— BEGIN —

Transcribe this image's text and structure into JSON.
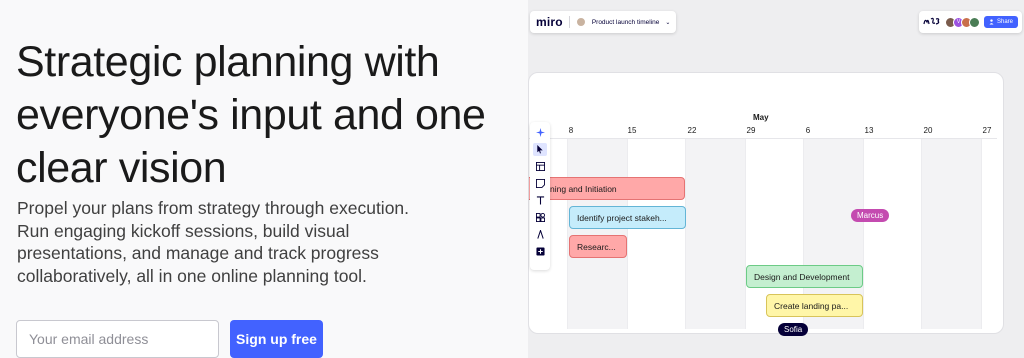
{
  "hero": {
    "headline": "Strategic planning with everyone's input and one clear vision",
    "subtext": "Propel your plans from strategy through execution. Run engaging kickoff sessions, build visual presentations, and manage and track progress collaboratively, all in one online planning tool.",
    "email_placeholder": "Your email address",
    "signup_label": "Sign up free",
    "accent_color": "#4262ff"
  },
  "app": {
    "logo": "miro",
    "board_name": "Product launch timeline",
    "reaction_label": "ᵖᵓᵓ",
    "avatar_initial": "V",
    "share_label": "Share",
    "share_icon": "person-plus-icon",
    "timeline": {
      "month": "May",
      "days": [
        "8",
        "15",
        "22",
        "29",
        "6",
        "13",
        "20",
        "27"
      ]
    },
    "bars": [
      {
        "label": "Planning and Initiation",
        "color": "red"
      },
      {
        "label": "Identify project stakeh...",
        "color": "blue"
      },
      {
        "label": "Researc...",
        "color": "red"
      },
      {
        "label": "Design and Development",
        "color": "green"
      },
      {
        "label": "Create landing pa...",
        "color": "yellow"
      }
    ],
    "tools": [
      "sparkle-icon",
      "cursor-icon",
      "template-icon",
      "sticky-note-icon",
      "text-icon",
      "shapes-icon",
      "pen-icon",
      "plus-icon"
    ],
    "collaborators": [
      {
        "name": "Marcus",
        "color": "#c44bb0"
      },
      {
        "name": "Sofia",
        "color": "#050038"
      }
    ]
  }
}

— END —

**Instructions to follow:** Copy all the entries word for word. Omit any pictures.

**The reply:**
Transcribe this image's text and structure into JSON.
{
  "hero": {
    "headline": "Strategic planning with everyone's input and one clear vision",
    "subtext": "Propel your plans from strategy through execution. Run engaging kickoff sessions, build visual presentations, and manage and track progress collaboratively, all in one online planning tool.",
    "email_placeholder": "Your email address",
    "signup_label": "Sign up free",
    "accent_color": "#4262ff"
  },
  "app": {
    "logo": "miro",
    "board_name": "Product launch timeline",
    "reaction_label": "ᵖᵓᵓ",
    "avatar_initial": "V",
    "share_label": "Share",
    "share_icon": "person-plus-icon",
    "timeline": {
      "month": "May",
      "days": [
        "8",
        "15",
        "22",
        "29",
        "6",
        "13",
        "20",
        "27"
      ]
    },
    "bars": [
      {
        "label": "Planning and Initiation",
        "color": "red"
      },
      {
        "label": "Identify project stakeh...",
        "color": "blue"
      },
      {
        "label": "Researc...",
        "color": "red"
      },
      {
        "label": "Design and Development",
        "color": "green"
      },
      {
        "label": "Create landing pa...",
        "color": "yellow"
      }
    ],
    "tools": [
      "sparkle-icon",
      "cursor-icon",
      "template-icon",
      "sticky-note-icon",
      "text-icon",
      "shapes-icon",
      "pen-icon",
      "plus-icon"
    ],
    "collaborators": [
      {
        "name": "Marcus",
        "color": "#c44bb0"
      },
      {
        "name": "Sofia",
        "color": "#050038"
      }
    ]
  }
}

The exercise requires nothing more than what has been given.